» **TASK DESCRIPTION**
Each entry has to be copied exactly, with nothing missed.

» **SUPPLIED DATA**

— Start —

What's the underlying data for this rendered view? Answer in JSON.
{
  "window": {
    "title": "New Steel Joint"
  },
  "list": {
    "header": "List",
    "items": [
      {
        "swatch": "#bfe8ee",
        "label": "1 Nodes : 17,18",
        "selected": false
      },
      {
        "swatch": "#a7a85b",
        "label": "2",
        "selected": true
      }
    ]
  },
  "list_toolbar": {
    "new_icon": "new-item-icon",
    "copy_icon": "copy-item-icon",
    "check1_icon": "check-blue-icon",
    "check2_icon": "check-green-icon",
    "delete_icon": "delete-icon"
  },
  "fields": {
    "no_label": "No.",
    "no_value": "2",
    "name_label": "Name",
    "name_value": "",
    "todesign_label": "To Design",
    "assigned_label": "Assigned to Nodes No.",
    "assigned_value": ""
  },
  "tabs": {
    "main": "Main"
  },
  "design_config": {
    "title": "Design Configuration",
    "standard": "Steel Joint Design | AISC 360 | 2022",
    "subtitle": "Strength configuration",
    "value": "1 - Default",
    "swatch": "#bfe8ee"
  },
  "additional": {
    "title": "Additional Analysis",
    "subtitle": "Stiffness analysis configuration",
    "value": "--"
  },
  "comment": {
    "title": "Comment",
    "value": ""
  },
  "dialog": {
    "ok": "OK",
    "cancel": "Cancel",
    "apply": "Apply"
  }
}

— End —

» **ANSWER TO THE PROBLEM**
What's the underlying data for this rendered view? Answer in JSON.
{
  "window": {
    "title": "New Steel Joint"
  },
  "list": {
    "header": "List",
    "items": [
      {
        "swatch": "#bfe8ee",
        "label": "1 Nodes : 17,18",
        "selected": false
      },
      {
        "swatch": "#a7a85b",
        "label": "2",
        "selected": true
      }
    ]
  },
  "list_toolbar": {
    "new_icon": "new-item-icon",
    "copy_icon": "copy-item-icon",
    "check1_icon": "check-blue-icon",
    "check2_icon": "check-green-icon",
    "delete_icon": "delete-icon"
  },
  "fields": {
    "no_label": "No.",
    "no_value": "2",
    "name_label": "Name",
    "name_value": "",
    "todesign_label": "To Design",
    "assigned_label": "Assigned to Nodes No.",
    "assigned_value": ""
  },
  "tabs": {
    "main": "Main"
  },
  "design_config": {
    "title": "Design Configuration",
    "standard": "Steel Joint Design | AISC 360 | 2022",
    "subtitle": "Strength configuration",
    "value": "1 - Default",
    "swatch": "#bfe8ee"
  },
  "additional": {
    "title": "Additional Analysis",
    "subtitle": "Stiffness analysis configuration",
    "value": "--"
  },
  "comment": {
    "title": "Comment",
    "value": ""
  },
  "dialog": {
    "ok": "OK",
    "cancel": "Cancel",
    "apply": "Apply"
  }
}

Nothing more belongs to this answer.